_Given exercise_
Send back the records in full, character for character.

[Part of a data file]

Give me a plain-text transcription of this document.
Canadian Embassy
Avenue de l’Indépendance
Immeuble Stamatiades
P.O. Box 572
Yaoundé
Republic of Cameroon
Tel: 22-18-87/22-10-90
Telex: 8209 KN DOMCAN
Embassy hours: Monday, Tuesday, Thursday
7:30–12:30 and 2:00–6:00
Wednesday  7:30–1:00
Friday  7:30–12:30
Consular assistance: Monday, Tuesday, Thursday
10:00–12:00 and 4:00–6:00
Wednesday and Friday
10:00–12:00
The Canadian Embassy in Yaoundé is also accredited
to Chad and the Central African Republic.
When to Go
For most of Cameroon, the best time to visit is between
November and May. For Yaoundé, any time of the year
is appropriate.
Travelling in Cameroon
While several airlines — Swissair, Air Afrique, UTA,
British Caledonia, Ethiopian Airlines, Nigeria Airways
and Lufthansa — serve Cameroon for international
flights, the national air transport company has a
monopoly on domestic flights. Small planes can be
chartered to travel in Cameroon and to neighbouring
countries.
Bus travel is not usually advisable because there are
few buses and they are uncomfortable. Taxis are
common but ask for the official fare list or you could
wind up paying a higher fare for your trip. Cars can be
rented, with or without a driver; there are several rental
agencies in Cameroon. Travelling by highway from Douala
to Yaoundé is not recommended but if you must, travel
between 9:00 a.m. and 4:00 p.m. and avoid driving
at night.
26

_Output for this task_
Give me a plain-text transcription of this document.
Canadian Embassy
Avenue de l’Indépendance
Immeuble Stamatiades
P.O. Box 572
Yaoundé
Republic of Cameroon
Tel: 22-18-87/22-10-90
Telex: 8209 KN DOMCAN
Embassy hours: Monday, Tuesday, Thursday
7:30–12:30 and 2:00–6:00
Wednesday  7:30–1:00
Friday  7:30–12:30
Consular assistance: Monday, Tuesday, Thursday
10:00–12:00 and 4:00–6:00
Wednesday and Friday
10:00–12:00
The Canadian Embassy in Yaoundé is also accredited
to Chad and the Central African Republic.
When to Go
For most of Cameroon, the best time to visit is between
November and May. For Yaoundé, any time of the year
is appropriate.
Travelling in Cameroon
While several airlines — Swissair, Air Afrique, UTA,
British Caledonia, Ethiopian Airlines, Nigeria Airways
and Lufthansa — serve Cameroon for international
flights, the national air transport company has a
monopoly on domestic flights. Small planes can be
chartered to travel in Cameroon and to neighbouring
countries.
Bus travel is not usually advisable because there are
few buses and they are uncomfortable. Taxis are
common but ask for the official fare list or you could
wind up paying a higher fare for your trip. Cars can be
rented, with or without a driver; there are several rental
agencies in Cameroon. Travelling by highway from Douala
to Yaoundé is not recommended but if you must, travel
between 9:00 a.m. and 4:00 p.m. and avoid driving
at night.
26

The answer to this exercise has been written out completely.